◆ What to do ◆
Rewrite the listing lines beginning at the line that has "- chart-title: Modal" and ending after the line that has "- bar-label-top-2019: 254: [565, 311, 596, 331]", changing "Rationalism" to "Empiricism" and leaving everything else the same.

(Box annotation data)
•••••

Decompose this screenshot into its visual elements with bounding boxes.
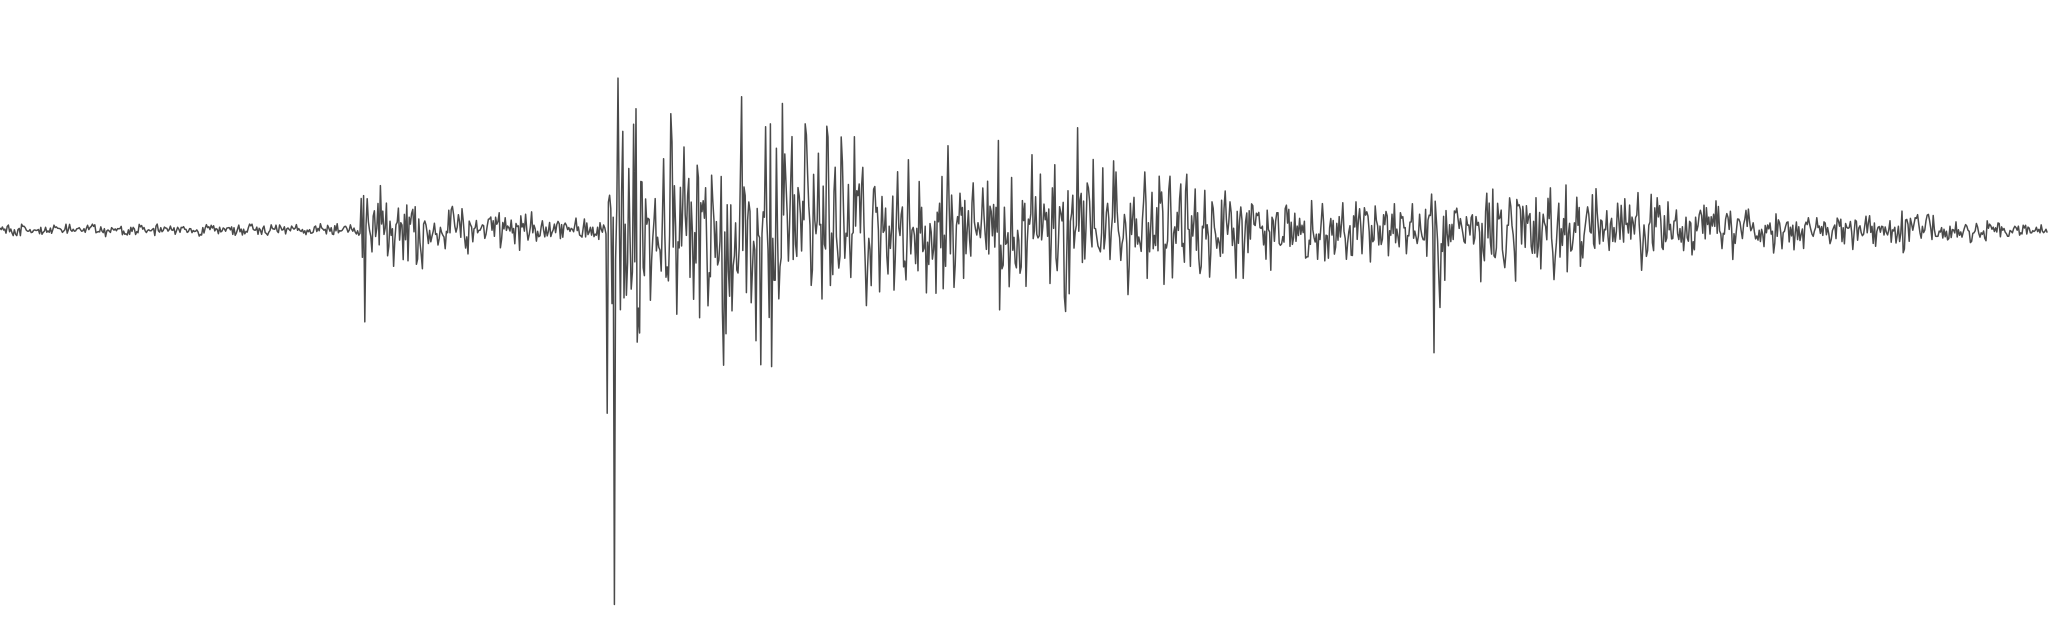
seismogram-waveform [0, 0, 2048, 633]
seismogram-trace [0, 78, 2047, 604]
seismogram-svg [0, 0, 2048, 633]
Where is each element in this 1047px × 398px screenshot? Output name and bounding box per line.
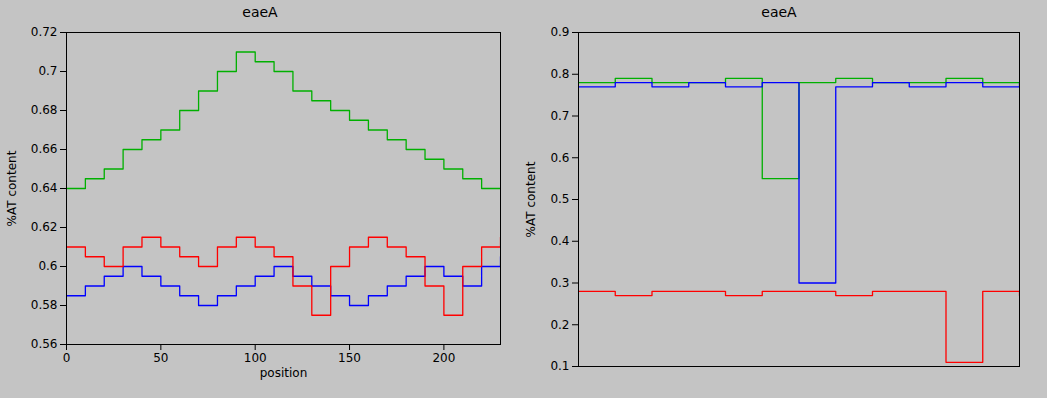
html-text:eaeA: eaeA: [761, 4, 797, 20]
html-text:eaeA: eaeA: [242, 4, 278, 20]
svg-text:0.6: 0.6: [38, 259, 57, 273]
svg-text:0.7: 0.7: [38, 64, 57, 78]
svg-text:0.66: 0.66: [31, 142, 58, 156]
svg-text:%AT content: %AT content: [5, 150, 19, 226]
svg-text:0.68: 0.68: [31, 103, 58, 117]
svg-text:200: 200: [432, 351, 455, 365]
svg-text:0: 0: [63, 351, 71, 365]
svg-text:%AT content: %AT content: [524, 161, 538, 237]
svg-text:0.62: 0.62: [31, 220, 58, 234]
svg-text:100: 100: [244, 351, 267, 365]
svg-text:0.8: 0.8: [550, 67, 569, 81]
svg-text:150: 150: [338, 351, 361, 365]
svg-text:0.58: 0.58: [31, 298, 58, 312]
svg-text:0.7: 0.7: [550, 109, 569, 123]
svg-text:0.5: 0.5: [550, 192, 569, 206]
svg-text:0.6: 0.6: [550, 151, 569, 165]
svg-text:0.64: 0.64: [31, 181, 58, 195]
svg-text:0.9: 0.9: [550, 25, 569, 39]
svg-text:0.1: 0.1: [550, 359, 569, 373]
svg-text:0.72: 0.72: [31, 25, 58, 39]
svg-text:0.4: 0.4: [550, 234, 569, 248]
svg-text:position: position: [260, 366, 308, 380]
svg-text:0.2: 0.2: [550, 318, 569, 332]
svg-text:0.3: 0.3: [550, 276, 569, 290]
svg-text:50: 50: [153, 351, 168, 365]
svg-text:0.56: 0.56: [31, 337, 58, 351]
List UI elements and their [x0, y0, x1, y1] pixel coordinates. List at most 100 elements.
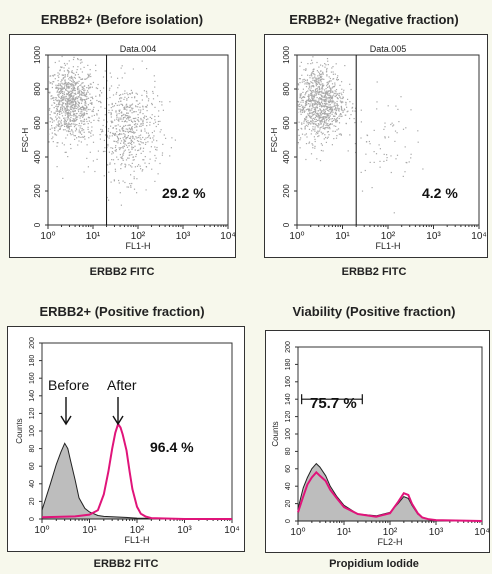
scatter-point [124, 72, 126, 74]
scatter-point [87, 126, 89, 128]
scatter-point [323, 109, 325, 111]
scatter-point [337, 79, 339, 81]
scatter-point [307, 103, 310, 105]
scatter-point [329, 106, 332, 108]
scatter-point [386, 154, 388, 156]
scatter-point [118, 129, 121, 131]
scatter-point [317, 113, 319, 115]
scatter-point [79, 95, 81, 97]
scatter-point [84, 99, 86, 101]
scatter-point [95, 87, 97, 89]
scatter-point [135, 123, 137, 125]
scatter-point [332, 130, 334, 132]
scatter-point [307, 123, 310, 125]
scatter-point [82, 92, 84, 94]
scatter-point [90, 99, 92, 102]
scatter-point [326, 107, 328, 109]
scatter-point [64, 76, 66, 78]
scatter-point [324, 98, 327, 101]
scatter-point [99, 134, 101, 136]
y-tick-label: 600 [282, 116, 291, 130]
scatter-point [322, 99, 324, 101]
scatter-point [134, 131, 136, 134]
scatter-point [316, 102, 318, 104]
scatter-point [60, 66, 62, 68]
scatter-point [79, 89, 81, 92]
scatter-point [304, 128, 306, 130]
scatter-point [159, 162, 161, 165]
scatter-point [313, 136, 315, 138]
scatter-point [140, 125, 142, 127]
scatter-point [319, 120, 321, 122]
scatter-point [57, 142, 59, 144]
scatter-point [63, 70, 65, 72]
scatter-point [129, 128, 131, 130]
scatter-point [77, 86, 79, 88]
scatter-point [317, 93, 320, 95]
scatter-point [69, 83, 71, 85]
scatter-point [134, 97, 136, 99]
scatter-point [330, 109, 332, 111]
scatter-point [76, 137, 78, 139]
scatter-point [68, 87, 70, 89]
scatter-point [298, 105, 300, 108]
scatter-point [66, 63, 68, 65]
scatter-point [70, 88, 73, 90]
scatter-point [301, 81, 303, 83]
scatter-point [64, 96, 66, 98]
scatter-point [326, 116, 328, 119]
scatter-point [326, 69, 328, 71]
scatter-point [72, 103, 75, 106]
scatter-point [145, 132, 148, 134]
scatter-point [118, 120, 120, 122]
scatter-point [81, 88, 83, 90]
scatter-point [62, 77, 65, 79]
scatter-point [305, 158, 307, 161]
scatter-point [78, 92, 80, 94]
scatter-point [68, 128, 70, 130]
scatter-point [132, 156, 135, 158]
scatter-point [73, 135, 75, 137]
y-tick-label: 1000 [33, 46, 42, 64]
scatter-point [131, 144, 133, 146]
scatter-point [330, 123, 332, 125]
scatter-point [64, 117, 66, 119]
scatter-point [66, 127, 68, 129]
scatter-point [161, 104, 163, 106]
scatter-point [145, 115, 147, 118]
scatter-point [154, 146, 156, 148]
scatter-point [86, 87, 88, 89]
panel-4-plot-frame: 10⁰ 10¹ 10² 10³ 10⁴ 0 20 40 60 80 100 120 140 160 180 2… [265, 330, 490, 553]
scatter-point [90, 132, 92, 134]
scatter-point [128, 164, 130, 166]
scatter-point [149, 124, 151, 126]
scatter-point [88, 86, 90, 88]
scatter-point [310, 87, 312, 89]
scatter-point [321, 105, 323, 107]
scatter-point [343, 108, 345, 110]
scatter-point [313, 79, 315, 81]
scatter-point [91, 102, 93, 104]
scatter-point [153, 139, 155, 141]
scatter-point [146, 110, 148, 112]
scatter-point [314, 108, 317, 110]
scatter-point [313, 97, 315, 99]
scatter-point [83, 91, 85, 93]
scatter-point [131, 129, 134, 131]
scatter-point [312, 106, 314, 108]
scatter-point [313, 85, 315, 87]
x-tick-label: 10¹ [86, 231, 101, 242]
scatter-point [336, 93, 338, 95]
scatter-point [77, 90, 79, 92]
scatter-point [67, 70, 69, 72]
scatter-point [78, 108, 80, 110]
scatter-point [326, 67, 328, 70]
scatter-point [110, 107, 112, 109]
scatter-point [154, 121, 157, 123]
scatter-point [124, 116, 126, 118]
scatter-point [330, 88, 332, 90]
scatter-point [321, 86, 323, 88]
scatter-point [91, 115, 93, 117]
scatter-point [115, 134, 117, 136]
scatter-point [112, 152, 114, 154]
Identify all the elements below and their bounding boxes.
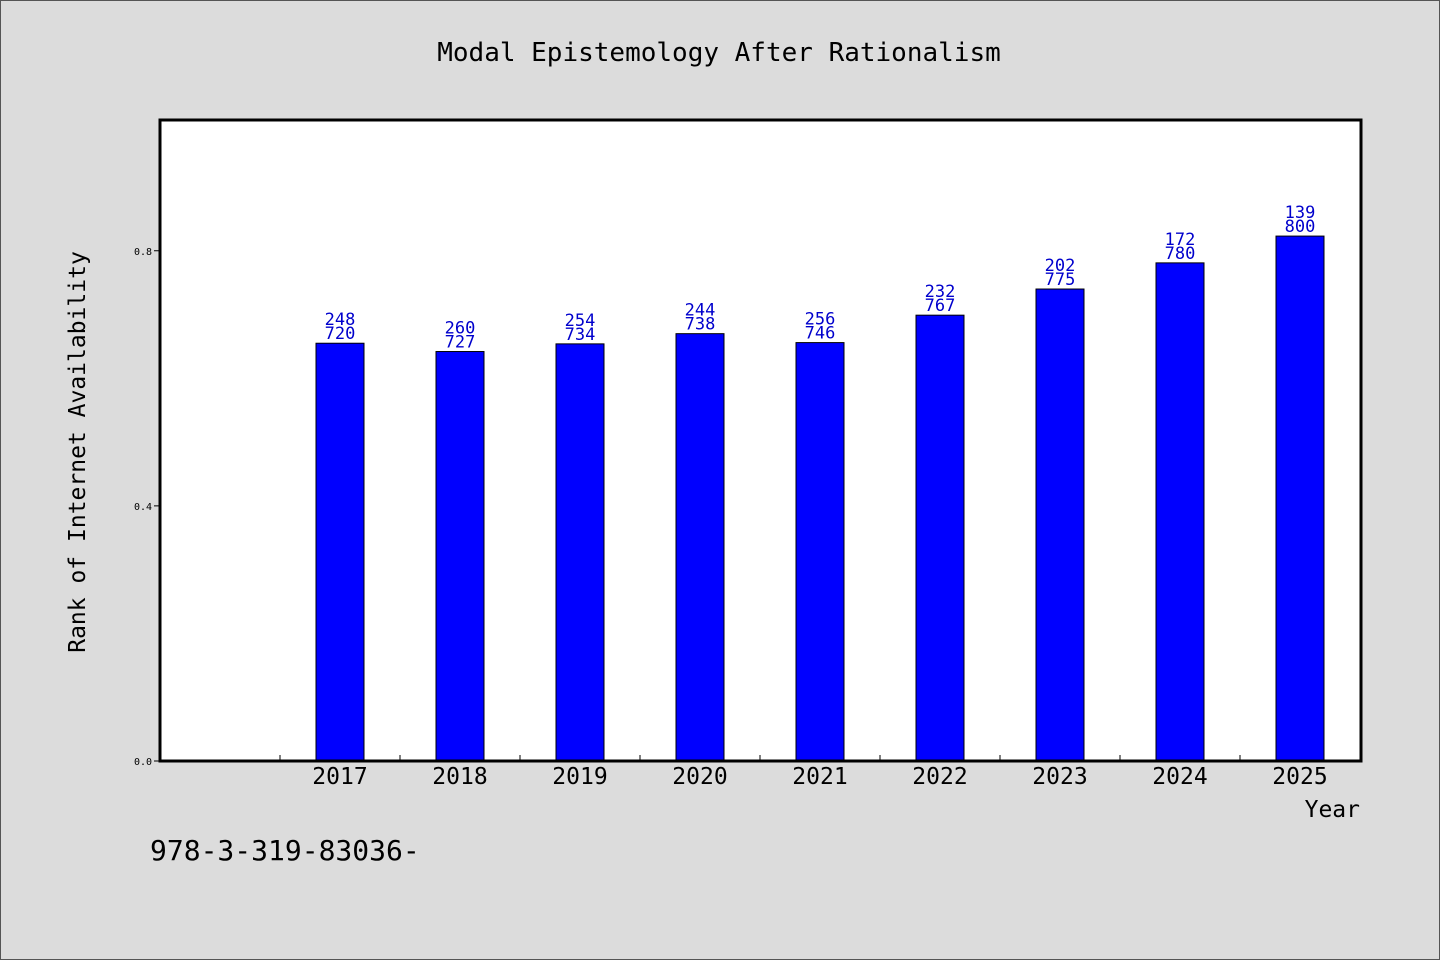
- chart-title: Modal Epistemology After Rationalism: [437, 38, 1001, 68]
- bar-label-bottom-2021: 746: [805, 324, 836, 344]
- y-tick-label-0.8: 0.8: [134, 247, 152, 258]
- bar-2017: [315, 342, 365, 762]
- bar-2021: [795, 342, 845, 762]
- plot-border: [158, 118, 1363, 763]
- x-tick-label-2022: 2022: [912, 764, 967, 790]
- bar-2018: [435, 351, 485, 762]
- x-tick-label-2018: 2018: [432, 764, 487, 790]
- x-tick-label-2024: 2024: [1152, 764, 1207, 790]
- bar-label-top-2019: 254: [565, 311, 596, 331]
- y-axis-label: Rank of Internet Availability: [65, 251, 91, 653]
- bar-label-top-2018: 260: [445, 319, 476, 339]
- bar-label-bottom-2019: 734: [565, 325, 596, 345]
- x-tick-label-2019: 2019: [552, 764, 607, 790]
- x-tick-label-2021: 2021: [792, 764, 847, 790]
- bar-2020: [675, 333, 725, 762]
- bar-label-bottom-2018: 727: [445, 333, 476, 353]
- x-tick-label-2020: 2020: [672, 764, 727, 790]
- bar-label-top-2017: 248: [325, 310, 356, 330]
- bar-label-bottom-2017: 720: [325, 324, 356, 344]
- bar-label-bottom-2024: 780: [1165, 244, 1196, 264]
- bar-2023: [1035, 288, 1085, 762]
- bar-label-top-2023: 202: [1045, 256, 1076, 276]
- bar-label-bottom-2023: 775: [1045, 270, 1076, 290]
- y-tick-label-0.0: 0.0: [134, 757, 152, 768]
- y-tick-label-0.4: 0.4: [134, 502, 152, 513]
- bar-label-top-2021: 256: [805, 310, 836, 330]
- x-tick-label-2025: 2025: [1272, 764, 1327, 790]
- x-axis-label: Year: [1305, 797, 1360, 823]
- bar-label-top-2024: 172: [1165, 230, 1196, 250]
- x-ticks-group: 2017 2018 2019 2020 2021 2022 2023 2024 2025: [279, 755, 1361, 790]
- bar-label-bottom-2022: 767: [925, 296, 956, 316]
- bar-label-top-2020: 244: [685, 301, 716, 321]
- bars-group: [315, 235, 1325, 762]
- bar-2024: [1155, 262, 1205, 762]
- bar-2019: [555, 343, 605, 762]
- x-tick-label-2023: 2023: [1032, 764, 1087, 790]
- x-tick-label-2017: 2017: [312, 764, 367, 790]
- bar-label-bottom-2020: 738: [685, 315, 716, 335]
- y-ticks-group: 0.0 0.4 0.8: [134, 247, 160, 768]
- isbn-text: 978-3-319-83036-: [150, 834, 420, 867]
- bar-label-bottom-2025: 800: [1285, 217, 1316, 237]
- bar-2022: [915, 314, 965, 762]
- bar-2025: [1275, 235, 1325, 762]
- bar-label-top-2022: 232: [925, 282, 956, 302]
- bar-label-top-2025: 139: [1285, 203, 1316, 223]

•••••

◆ The result ◆
- chart-title: Modal Epistemology After Empiricism: [437, 38, 1001, 68]
- bar-label-bottom-2021: 746: [805, 324, 836, 344]
- y-tick-label-0.8: 0.8: [134, 247, 152, 258]
- bar-2017: [315, 342, 365, 762]
- bar-2021: [795, 342, 845, 762]
- plot-border: [158, 118, 1363, 763]
- x-tick-label-2022: 2022: [912, 764, 967, 790]
- bar-2018: [435, 351, 485, 762]
- x-tick-label-2018: 2018: [432, 764, 487, 790]
- x-tick-label-2024: 2024: [1152, 764, 1207, 790]
- bar-label-top-2019: 254: [565, 311, 596, 331]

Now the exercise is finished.